-- Record list start --
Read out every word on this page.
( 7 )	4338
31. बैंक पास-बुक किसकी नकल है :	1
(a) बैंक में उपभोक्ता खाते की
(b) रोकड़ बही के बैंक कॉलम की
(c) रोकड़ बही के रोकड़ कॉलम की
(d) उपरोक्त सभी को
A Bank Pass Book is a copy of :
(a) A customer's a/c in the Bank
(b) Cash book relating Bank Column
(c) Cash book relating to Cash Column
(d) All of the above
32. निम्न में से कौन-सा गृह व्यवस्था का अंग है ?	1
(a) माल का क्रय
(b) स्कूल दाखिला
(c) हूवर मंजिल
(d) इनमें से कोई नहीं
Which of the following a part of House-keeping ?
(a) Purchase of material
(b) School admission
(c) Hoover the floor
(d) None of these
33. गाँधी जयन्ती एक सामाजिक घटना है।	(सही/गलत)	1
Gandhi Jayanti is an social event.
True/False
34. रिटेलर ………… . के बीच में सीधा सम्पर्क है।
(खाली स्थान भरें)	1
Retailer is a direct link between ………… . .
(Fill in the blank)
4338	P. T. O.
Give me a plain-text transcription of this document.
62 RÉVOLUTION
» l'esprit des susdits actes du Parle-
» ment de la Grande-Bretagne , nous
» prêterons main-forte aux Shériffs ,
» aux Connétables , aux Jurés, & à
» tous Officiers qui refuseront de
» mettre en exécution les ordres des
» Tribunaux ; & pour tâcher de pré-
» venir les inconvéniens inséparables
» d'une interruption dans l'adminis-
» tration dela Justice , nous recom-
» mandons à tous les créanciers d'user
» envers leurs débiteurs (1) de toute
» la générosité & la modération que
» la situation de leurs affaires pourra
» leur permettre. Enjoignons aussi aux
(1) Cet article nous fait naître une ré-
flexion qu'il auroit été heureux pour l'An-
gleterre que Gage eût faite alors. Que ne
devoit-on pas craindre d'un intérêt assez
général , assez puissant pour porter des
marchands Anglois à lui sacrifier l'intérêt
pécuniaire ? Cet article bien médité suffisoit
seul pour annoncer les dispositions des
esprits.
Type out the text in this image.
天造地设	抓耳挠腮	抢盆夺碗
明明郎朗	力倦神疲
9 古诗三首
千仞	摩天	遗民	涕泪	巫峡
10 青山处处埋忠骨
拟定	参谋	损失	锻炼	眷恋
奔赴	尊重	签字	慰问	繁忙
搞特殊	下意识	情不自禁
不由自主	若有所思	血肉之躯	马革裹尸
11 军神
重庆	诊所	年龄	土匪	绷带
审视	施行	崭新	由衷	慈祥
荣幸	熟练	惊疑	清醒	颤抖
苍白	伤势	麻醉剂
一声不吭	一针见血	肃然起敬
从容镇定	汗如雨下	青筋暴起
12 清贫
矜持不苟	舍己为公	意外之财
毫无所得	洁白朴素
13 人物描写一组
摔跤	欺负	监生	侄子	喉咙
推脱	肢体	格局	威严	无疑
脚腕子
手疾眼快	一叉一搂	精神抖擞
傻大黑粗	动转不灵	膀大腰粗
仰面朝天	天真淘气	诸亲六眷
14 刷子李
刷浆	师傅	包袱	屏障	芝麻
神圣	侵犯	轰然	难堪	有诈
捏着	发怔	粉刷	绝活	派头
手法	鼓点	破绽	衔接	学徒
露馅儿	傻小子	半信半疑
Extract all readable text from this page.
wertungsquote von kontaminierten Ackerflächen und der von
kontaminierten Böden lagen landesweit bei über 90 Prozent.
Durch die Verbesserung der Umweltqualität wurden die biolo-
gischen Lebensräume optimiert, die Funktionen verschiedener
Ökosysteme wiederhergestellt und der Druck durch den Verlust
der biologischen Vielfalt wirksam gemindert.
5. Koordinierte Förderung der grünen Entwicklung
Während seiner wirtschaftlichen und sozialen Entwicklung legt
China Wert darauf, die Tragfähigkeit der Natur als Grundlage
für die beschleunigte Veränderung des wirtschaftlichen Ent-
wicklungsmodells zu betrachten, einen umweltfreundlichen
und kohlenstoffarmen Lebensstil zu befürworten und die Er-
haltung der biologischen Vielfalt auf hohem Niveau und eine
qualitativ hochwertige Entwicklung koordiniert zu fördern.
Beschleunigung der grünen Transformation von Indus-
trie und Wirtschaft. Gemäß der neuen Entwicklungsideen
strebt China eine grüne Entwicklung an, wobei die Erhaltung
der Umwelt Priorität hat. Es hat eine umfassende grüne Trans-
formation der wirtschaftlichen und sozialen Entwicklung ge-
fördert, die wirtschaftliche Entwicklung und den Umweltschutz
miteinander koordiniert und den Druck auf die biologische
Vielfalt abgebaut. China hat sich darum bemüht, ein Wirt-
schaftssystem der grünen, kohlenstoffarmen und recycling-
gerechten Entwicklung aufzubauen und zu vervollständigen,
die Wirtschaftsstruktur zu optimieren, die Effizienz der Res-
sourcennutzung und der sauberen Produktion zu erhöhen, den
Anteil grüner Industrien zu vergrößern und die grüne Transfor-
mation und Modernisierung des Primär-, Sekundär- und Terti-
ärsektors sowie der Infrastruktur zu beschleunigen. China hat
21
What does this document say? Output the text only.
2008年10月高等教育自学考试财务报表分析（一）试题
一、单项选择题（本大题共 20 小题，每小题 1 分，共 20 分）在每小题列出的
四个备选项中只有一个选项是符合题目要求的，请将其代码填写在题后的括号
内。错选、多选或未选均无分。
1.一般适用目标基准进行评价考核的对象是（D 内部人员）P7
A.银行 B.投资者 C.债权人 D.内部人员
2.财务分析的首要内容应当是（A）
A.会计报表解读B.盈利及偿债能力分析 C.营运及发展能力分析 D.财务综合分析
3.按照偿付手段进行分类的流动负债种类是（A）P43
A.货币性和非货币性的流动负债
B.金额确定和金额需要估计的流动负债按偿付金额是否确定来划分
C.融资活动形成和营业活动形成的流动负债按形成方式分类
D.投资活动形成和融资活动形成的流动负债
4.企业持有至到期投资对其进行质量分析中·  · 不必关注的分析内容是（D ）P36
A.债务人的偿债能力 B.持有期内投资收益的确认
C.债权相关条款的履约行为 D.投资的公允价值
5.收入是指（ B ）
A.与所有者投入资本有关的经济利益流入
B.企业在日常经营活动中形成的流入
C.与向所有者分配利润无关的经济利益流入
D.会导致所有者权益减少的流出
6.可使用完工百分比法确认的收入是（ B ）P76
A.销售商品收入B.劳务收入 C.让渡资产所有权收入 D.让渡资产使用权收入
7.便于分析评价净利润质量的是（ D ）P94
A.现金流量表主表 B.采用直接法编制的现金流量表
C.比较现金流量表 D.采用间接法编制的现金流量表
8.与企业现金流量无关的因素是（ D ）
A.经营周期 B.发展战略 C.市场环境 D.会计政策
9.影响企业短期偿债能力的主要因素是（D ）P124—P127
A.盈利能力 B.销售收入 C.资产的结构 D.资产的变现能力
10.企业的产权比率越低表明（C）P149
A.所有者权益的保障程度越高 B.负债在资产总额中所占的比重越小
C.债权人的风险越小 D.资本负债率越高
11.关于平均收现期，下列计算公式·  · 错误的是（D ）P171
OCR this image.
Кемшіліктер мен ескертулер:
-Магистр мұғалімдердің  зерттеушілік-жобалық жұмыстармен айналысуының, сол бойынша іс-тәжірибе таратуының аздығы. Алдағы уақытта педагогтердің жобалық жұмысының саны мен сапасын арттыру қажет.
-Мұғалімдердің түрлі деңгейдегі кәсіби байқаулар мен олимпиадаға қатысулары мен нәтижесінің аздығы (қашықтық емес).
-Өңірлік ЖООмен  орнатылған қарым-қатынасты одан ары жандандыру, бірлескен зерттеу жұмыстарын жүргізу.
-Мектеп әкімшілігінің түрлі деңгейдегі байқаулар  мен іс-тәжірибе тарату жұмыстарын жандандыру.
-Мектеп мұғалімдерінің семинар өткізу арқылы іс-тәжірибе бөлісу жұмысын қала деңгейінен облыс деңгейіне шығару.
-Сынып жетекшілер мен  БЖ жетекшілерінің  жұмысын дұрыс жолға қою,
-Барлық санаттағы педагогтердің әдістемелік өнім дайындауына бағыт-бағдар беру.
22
-- Record list end --
> _Your goal_
Find all lines where the word "text" appears. Copy them.

> _Written solution_
Give me a plain-text transcription of this document.
Type out the text in this image.
Extract all readable text from this page.
What does this document say? Output the text only.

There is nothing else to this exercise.